### Work to be completed
The response must be made up of the lines in the entries below that contain "Capillary".

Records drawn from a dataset
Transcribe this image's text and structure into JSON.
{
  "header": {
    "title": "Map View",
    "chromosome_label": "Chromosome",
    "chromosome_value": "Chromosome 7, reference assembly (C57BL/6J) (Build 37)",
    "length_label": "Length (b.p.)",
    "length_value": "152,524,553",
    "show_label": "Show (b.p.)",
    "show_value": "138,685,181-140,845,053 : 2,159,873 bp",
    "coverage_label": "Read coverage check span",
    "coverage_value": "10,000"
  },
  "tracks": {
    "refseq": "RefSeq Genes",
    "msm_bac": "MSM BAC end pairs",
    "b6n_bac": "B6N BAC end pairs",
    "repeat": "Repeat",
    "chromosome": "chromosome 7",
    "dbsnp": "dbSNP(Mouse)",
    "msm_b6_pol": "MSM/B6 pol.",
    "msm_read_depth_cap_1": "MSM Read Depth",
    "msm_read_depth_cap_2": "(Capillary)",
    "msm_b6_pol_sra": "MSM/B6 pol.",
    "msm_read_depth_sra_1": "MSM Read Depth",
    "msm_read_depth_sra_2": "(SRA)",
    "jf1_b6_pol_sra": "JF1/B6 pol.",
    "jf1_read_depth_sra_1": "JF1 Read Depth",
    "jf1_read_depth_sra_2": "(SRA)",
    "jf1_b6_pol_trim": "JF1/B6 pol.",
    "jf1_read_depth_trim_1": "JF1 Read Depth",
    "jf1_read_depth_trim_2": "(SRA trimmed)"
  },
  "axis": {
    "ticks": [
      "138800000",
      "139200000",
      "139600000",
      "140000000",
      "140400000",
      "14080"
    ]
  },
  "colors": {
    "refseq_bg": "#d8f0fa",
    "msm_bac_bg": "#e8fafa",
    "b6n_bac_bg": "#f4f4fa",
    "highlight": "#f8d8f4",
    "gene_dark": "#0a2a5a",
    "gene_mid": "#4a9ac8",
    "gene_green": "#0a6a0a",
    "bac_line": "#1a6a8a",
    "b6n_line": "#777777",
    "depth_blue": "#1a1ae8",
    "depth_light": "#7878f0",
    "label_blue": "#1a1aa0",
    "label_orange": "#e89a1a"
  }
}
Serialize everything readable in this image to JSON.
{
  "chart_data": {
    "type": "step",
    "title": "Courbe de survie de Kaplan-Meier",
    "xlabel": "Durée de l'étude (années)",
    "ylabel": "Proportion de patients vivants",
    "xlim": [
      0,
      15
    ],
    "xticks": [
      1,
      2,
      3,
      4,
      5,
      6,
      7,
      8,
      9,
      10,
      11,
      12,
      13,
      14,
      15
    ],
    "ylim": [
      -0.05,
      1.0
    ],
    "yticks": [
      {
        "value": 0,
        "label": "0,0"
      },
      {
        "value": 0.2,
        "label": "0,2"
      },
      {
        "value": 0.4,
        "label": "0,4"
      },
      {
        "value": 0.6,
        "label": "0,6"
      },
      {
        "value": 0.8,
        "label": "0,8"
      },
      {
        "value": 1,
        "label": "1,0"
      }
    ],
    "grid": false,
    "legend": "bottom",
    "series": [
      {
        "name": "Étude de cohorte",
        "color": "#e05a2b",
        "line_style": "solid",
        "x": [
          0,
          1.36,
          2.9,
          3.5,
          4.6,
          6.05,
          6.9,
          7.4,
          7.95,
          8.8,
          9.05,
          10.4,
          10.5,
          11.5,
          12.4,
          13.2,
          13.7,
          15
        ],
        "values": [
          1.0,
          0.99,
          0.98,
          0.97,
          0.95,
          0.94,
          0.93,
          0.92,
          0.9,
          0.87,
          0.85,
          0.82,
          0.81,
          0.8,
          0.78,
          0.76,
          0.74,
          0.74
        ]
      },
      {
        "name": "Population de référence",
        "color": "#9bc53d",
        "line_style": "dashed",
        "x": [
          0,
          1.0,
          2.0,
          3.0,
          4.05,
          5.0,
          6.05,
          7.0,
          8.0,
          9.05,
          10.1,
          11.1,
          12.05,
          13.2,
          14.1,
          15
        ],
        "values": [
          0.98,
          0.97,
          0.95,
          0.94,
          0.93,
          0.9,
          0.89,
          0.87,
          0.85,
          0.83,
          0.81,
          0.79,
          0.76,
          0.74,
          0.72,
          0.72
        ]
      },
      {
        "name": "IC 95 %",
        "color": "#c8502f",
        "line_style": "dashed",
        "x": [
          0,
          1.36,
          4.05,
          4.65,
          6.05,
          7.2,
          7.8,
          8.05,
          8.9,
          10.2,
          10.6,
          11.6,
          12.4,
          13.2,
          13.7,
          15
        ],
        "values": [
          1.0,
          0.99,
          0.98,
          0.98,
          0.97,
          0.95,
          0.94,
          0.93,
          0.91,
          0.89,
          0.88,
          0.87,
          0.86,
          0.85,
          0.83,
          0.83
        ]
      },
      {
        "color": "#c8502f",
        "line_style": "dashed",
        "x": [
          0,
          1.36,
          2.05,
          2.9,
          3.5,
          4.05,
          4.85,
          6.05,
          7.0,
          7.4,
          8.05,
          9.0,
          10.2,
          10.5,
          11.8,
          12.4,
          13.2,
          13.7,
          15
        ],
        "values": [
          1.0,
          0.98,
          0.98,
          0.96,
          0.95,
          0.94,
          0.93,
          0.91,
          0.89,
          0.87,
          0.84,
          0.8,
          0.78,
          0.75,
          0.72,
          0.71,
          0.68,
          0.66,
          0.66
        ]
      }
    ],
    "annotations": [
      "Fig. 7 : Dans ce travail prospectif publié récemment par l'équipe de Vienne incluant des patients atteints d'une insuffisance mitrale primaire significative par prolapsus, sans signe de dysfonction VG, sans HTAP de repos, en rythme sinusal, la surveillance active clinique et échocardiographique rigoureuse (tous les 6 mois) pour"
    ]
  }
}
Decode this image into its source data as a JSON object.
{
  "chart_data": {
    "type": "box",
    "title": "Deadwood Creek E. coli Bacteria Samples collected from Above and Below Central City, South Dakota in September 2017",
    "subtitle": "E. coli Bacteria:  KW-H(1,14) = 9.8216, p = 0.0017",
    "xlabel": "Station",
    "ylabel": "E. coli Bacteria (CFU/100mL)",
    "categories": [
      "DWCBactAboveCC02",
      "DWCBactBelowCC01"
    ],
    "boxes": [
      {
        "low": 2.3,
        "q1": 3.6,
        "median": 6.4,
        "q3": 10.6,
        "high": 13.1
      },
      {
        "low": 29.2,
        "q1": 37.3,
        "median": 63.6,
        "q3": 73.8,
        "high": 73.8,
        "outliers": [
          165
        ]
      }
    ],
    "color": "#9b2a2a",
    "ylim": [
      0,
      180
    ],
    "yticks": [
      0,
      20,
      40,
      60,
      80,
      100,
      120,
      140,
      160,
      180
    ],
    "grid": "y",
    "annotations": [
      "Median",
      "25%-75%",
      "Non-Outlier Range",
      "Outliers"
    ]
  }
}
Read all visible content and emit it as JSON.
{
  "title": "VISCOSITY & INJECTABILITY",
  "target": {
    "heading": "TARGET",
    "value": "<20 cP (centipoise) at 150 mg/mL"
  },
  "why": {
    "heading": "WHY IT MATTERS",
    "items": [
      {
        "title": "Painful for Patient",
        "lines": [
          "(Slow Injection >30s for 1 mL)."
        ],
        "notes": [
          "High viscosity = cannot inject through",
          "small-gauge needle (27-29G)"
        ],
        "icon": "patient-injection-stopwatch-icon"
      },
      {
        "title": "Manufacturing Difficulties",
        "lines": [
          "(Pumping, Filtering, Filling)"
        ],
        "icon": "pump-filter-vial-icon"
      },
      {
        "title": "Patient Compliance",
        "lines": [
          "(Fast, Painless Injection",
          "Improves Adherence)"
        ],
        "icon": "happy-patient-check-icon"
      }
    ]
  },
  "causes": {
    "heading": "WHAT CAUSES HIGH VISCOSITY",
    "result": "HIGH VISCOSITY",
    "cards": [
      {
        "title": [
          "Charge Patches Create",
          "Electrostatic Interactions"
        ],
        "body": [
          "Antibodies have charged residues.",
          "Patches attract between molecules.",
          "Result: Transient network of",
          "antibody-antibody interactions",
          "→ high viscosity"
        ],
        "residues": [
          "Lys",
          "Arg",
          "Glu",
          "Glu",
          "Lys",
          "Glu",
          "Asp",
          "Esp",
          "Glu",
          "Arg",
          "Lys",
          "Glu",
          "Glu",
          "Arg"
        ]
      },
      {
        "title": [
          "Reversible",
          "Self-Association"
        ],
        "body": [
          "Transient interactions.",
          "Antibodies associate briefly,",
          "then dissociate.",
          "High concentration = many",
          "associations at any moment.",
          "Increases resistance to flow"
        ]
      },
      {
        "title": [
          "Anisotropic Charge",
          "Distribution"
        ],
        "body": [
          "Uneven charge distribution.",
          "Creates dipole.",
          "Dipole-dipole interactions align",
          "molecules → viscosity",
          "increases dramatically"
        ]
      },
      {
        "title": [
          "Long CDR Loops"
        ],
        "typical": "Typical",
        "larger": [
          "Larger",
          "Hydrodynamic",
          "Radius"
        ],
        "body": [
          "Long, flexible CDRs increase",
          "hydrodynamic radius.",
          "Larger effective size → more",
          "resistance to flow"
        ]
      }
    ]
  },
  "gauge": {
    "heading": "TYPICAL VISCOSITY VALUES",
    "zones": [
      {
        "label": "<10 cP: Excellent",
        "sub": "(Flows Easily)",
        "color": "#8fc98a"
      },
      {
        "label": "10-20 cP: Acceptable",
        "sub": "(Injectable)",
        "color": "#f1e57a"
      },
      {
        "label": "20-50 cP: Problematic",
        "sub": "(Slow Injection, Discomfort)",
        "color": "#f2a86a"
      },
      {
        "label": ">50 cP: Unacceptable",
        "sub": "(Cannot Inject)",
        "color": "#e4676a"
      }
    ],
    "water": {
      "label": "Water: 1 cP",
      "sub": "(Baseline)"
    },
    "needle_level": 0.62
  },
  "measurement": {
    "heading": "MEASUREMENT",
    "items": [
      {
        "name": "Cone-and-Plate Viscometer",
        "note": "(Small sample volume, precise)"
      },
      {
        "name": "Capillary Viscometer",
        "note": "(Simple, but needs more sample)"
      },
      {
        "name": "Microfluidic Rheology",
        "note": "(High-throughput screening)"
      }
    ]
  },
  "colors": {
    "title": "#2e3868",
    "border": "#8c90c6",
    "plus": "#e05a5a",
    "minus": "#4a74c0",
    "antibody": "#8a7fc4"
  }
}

### The answer
    "msm_read_depth_cap_2": "(Capillary)",
        "name": "Capillary Viscometer",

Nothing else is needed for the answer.